WRITTEN PROBLEM → Note each line that includes the word "مكحول". Copy those lines.
-- START OF STORED ROWS --
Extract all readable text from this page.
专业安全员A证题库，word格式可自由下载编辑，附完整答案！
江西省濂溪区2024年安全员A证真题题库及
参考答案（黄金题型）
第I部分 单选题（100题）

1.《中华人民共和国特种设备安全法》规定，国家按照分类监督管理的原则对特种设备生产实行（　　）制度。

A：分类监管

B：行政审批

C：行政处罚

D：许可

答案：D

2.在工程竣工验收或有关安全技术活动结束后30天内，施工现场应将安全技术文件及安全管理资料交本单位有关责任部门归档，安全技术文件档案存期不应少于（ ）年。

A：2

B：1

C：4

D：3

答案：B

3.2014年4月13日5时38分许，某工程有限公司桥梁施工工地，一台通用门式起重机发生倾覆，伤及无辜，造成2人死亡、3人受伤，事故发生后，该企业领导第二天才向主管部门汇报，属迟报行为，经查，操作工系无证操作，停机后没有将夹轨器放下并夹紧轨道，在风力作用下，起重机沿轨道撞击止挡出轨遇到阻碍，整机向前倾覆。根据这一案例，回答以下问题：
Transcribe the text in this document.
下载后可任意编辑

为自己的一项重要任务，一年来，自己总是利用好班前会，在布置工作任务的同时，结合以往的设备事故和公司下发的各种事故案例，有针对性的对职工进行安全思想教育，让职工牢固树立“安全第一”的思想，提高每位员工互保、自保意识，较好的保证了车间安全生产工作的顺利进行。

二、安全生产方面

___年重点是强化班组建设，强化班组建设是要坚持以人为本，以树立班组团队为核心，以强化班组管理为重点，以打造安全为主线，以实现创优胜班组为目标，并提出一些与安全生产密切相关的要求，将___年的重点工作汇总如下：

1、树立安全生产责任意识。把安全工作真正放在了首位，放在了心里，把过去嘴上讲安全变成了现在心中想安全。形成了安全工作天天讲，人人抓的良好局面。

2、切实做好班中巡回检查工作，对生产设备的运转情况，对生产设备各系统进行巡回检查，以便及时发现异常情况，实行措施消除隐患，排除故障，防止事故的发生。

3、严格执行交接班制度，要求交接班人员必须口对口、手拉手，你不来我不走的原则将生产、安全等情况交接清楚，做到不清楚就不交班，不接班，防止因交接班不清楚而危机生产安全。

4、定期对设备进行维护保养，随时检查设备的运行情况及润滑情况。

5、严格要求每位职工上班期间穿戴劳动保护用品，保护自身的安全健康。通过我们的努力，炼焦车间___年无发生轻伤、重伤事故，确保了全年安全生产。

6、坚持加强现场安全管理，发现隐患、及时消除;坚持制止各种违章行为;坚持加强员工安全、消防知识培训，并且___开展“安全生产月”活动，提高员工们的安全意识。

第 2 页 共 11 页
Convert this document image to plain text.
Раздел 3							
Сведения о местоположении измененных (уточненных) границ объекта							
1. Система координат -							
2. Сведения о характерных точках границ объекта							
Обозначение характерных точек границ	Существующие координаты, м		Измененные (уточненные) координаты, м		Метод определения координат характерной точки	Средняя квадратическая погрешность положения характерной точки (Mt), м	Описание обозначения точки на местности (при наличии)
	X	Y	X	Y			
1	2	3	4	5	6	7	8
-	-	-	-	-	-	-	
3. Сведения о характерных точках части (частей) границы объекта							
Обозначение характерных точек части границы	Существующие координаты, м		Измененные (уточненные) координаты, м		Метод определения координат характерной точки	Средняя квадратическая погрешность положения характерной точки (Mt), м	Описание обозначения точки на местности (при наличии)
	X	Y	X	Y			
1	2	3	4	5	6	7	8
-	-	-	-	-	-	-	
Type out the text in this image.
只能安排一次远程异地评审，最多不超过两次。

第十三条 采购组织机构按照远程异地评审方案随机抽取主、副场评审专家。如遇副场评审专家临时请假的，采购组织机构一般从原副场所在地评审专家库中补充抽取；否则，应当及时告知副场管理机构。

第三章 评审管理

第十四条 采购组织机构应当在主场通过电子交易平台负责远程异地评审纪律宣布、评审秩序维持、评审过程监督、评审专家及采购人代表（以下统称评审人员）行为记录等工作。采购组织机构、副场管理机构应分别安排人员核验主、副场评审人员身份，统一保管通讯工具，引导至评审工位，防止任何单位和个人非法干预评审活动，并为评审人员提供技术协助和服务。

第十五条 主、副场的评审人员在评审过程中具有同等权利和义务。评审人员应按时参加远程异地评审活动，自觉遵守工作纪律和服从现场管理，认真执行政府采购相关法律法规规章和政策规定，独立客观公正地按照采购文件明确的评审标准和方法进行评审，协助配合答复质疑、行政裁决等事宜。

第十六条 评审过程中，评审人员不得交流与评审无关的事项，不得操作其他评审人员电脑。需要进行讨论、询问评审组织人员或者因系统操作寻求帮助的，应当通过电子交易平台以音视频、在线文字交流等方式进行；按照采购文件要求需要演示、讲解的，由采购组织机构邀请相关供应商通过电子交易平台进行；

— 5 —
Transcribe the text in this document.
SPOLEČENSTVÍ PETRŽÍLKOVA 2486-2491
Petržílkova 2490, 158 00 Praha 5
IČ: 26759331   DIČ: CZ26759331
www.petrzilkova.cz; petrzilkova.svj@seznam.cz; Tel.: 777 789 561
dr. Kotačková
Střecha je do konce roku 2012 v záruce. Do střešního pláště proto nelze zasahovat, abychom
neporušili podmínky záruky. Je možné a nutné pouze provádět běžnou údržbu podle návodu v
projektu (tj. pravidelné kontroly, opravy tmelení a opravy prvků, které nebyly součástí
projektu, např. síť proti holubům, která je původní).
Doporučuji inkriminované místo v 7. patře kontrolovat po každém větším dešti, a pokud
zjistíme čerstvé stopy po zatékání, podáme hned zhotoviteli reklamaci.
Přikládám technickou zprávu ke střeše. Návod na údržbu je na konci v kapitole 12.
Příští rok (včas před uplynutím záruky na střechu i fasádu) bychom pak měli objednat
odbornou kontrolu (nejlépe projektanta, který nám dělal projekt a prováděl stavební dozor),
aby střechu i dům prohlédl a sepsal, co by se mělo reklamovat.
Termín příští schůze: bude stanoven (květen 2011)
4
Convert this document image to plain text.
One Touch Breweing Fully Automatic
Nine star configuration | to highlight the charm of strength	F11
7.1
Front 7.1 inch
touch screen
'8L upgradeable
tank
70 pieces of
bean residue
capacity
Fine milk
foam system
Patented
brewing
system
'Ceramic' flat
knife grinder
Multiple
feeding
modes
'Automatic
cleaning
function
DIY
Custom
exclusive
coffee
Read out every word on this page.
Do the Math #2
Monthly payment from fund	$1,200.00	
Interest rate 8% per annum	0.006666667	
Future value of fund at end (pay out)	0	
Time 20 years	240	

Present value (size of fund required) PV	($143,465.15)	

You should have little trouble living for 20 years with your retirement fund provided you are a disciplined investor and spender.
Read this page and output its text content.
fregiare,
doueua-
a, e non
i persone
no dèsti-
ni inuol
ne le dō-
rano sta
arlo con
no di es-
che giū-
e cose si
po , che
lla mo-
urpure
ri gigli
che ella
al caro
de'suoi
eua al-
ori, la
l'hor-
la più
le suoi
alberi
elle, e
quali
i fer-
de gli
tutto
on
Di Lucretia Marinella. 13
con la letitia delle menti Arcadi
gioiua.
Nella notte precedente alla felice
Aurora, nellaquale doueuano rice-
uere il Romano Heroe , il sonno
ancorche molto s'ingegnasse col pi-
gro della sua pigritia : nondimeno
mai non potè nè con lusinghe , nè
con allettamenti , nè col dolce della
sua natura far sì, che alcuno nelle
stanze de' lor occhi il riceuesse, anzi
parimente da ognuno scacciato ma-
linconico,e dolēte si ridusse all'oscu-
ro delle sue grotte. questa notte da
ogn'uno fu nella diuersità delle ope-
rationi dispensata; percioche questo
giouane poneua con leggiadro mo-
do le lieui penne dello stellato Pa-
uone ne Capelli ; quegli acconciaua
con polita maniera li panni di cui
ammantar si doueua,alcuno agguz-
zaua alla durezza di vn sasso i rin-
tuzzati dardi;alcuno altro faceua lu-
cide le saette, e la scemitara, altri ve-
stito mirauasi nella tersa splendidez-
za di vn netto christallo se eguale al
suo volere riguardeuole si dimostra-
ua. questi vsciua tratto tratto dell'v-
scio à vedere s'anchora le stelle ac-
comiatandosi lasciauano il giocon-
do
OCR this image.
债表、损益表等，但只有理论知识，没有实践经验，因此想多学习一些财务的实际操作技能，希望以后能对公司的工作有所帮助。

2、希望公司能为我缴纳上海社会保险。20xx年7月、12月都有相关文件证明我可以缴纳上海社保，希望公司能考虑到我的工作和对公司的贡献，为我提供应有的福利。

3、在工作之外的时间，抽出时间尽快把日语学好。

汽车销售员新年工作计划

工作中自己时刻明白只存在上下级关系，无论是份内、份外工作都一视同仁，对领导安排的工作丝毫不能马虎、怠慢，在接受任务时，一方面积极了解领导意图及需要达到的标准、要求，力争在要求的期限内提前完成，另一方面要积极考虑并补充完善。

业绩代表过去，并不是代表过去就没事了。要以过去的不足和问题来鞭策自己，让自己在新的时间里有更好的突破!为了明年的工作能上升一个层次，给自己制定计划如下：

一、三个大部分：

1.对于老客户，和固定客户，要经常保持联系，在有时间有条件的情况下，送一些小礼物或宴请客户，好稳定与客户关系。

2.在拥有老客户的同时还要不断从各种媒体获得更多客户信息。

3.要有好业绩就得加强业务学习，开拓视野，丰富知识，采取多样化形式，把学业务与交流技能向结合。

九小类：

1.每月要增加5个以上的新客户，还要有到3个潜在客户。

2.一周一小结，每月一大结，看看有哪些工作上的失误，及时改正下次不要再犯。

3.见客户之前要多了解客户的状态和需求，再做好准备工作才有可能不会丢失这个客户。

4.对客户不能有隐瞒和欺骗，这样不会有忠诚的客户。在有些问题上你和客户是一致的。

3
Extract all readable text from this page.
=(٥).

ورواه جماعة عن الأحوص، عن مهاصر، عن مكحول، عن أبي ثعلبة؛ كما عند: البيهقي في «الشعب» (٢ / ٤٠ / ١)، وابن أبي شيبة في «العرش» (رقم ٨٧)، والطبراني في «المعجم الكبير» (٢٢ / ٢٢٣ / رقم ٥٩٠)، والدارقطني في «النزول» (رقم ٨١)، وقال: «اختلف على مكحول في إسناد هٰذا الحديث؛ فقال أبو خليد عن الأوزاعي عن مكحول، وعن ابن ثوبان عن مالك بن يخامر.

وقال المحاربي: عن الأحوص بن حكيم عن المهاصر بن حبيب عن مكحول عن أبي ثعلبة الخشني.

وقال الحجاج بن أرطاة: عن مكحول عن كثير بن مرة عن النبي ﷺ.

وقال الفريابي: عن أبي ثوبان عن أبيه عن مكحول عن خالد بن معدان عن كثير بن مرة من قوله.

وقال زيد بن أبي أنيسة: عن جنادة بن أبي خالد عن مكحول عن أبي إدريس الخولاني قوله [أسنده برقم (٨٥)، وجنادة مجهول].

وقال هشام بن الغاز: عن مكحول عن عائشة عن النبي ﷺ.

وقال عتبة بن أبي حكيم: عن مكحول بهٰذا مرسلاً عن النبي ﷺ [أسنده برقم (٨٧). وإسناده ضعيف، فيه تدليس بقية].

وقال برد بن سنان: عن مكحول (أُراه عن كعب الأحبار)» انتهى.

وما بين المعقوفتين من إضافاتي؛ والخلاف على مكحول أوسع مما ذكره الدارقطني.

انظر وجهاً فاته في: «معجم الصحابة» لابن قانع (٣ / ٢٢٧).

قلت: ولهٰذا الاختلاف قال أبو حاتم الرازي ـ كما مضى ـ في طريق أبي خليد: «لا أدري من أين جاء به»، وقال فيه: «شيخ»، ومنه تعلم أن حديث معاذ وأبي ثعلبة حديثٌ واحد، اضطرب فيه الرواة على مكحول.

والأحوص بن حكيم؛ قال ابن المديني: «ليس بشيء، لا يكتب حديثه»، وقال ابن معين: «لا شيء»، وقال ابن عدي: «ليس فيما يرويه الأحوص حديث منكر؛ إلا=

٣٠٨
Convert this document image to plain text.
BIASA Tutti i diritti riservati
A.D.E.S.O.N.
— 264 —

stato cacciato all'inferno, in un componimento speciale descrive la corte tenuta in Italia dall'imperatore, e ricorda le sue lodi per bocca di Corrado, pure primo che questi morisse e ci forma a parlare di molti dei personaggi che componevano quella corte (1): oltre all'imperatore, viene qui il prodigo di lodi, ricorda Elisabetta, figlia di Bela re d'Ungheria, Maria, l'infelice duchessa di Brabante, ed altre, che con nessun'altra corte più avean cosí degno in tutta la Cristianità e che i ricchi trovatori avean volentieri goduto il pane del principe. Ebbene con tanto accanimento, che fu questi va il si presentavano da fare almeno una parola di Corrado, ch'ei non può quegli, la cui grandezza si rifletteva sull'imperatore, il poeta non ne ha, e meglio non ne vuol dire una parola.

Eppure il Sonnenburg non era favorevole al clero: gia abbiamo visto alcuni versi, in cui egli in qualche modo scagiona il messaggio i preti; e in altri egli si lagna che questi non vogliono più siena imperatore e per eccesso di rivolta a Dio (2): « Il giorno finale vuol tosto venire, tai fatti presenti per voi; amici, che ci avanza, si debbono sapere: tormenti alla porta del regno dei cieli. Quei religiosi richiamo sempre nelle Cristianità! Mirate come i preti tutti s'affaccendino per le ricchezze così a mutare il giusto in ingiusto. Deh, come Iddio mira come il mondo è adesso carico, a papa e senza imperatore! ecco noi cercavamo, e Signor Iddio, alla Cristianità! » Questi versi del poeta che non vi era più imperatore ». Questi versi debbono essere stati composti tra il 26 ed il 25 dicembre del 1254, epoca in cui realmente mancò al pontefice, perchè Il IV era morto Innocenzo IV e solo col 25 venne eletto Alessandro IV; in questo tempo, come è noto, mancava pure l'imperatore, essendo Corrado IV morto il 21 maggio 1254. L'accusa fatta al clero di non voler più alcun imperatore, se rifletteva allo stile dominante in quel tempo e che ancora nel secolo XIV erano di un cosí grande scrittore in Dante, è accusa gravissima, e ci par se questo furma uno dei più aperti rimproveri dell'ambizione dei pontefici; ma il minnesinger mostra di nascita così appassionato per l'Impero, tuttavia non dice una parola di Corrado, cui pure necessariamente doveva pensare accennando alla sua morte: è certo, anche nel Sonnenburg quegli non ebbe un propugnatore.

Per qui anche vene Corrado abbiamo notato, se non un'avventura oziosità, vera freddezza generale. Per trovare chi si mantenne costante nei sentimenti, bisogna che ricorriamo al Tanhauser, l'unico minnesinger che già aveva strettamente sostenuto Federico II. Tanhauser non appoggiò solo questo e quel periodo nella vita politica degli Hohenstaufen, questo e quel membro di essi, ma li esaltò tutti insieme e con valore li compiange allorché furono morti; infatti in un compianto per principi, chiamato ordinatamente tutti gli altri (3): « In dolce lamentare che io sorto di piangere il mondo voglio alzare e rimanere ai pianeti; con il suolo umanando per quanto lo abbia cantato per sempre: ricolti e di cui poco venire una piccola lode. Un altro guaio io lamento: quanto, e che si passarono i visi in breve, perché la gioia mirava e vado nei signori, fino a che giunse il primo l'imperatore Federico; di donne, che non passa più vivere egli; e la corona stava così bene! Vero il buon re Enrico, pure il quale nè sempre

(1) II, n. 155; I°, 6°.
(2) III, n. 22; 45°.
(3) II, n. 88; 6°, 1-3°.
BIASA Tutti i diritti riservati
-- END OF STORED ROWS --
FINISHED TASK →
ورواه جماعة عن الأحوص، عن مهاصر، عن مكحول، عن أبي ثعلبة؛ كما عند: البيهقي في «الشعب» (٢ / ٤٠ / ١)، وابن أبي شيبة في «العرش» (رقم ٨٧)، والطبراني في «المعجم الكبير» (٢٢ / ٢٢٣ / رقم ٥٩٠)، والدارقطني في «النزول» (رقم ٨١)، وقال: «اختلف على مكحول في إسناد هٰذا الحديث؛ فقال أبو خليد عن الأوزاعي عن مكحول، وعن ابن ثوبان عن مالك بن يخامر.
وقال المحاربي: عن الأحوص بن حكيم عن المهاصر بن حبيب عن مكحول عن أبي ثعلبة الخشني.
وقال الحجاج بن أرطاة: عن مكحول عن كثير بن مرة عن النبي ﷺ.
وقال الفريابي: عن أبي ثوبان عن أبيه عن مكحول عن خالد بن معدان عن كثير بن مرة من قوله.
وقال زيد بن أبي أنيسة: عن جنادة بن أبي خالد عن مكحول عن أبي إدريس الخولاني قوله [أسنده برقم (٨٥)، وجنادة مجهول].
وقال هشام بن الغاز: عن مكحول عن عائشة عن النبي ﷺ.
وقال عتبة بن أبي حكيم: عن مكحول بهٰذا مرسلاً عن النبي ﷺ [أسنده برقم (٨٧). وإسناده ضعيف، فيه تدليس بقية].
وقال برد بن سنان: عن مكحول (أُراه عن كعب الأحبار)» انتهى.
وما بين المعقوفتين من إضافاتي؛ والخلاف على مكحول أوسع مما ذكره الدارقطني.
قلت: ولهٰذا الاختلاف قال أبو حاتم الرازي ـ كما مضى ـ في طريق أبي خليد: «لا أدري من أين جاء به»، وقال فيه: «شيخ»، ومنه تعلم أن حديث معاذ وأبي ثعلبة حديثٌ واحد، اضطرب فيه الرواة على مكحول.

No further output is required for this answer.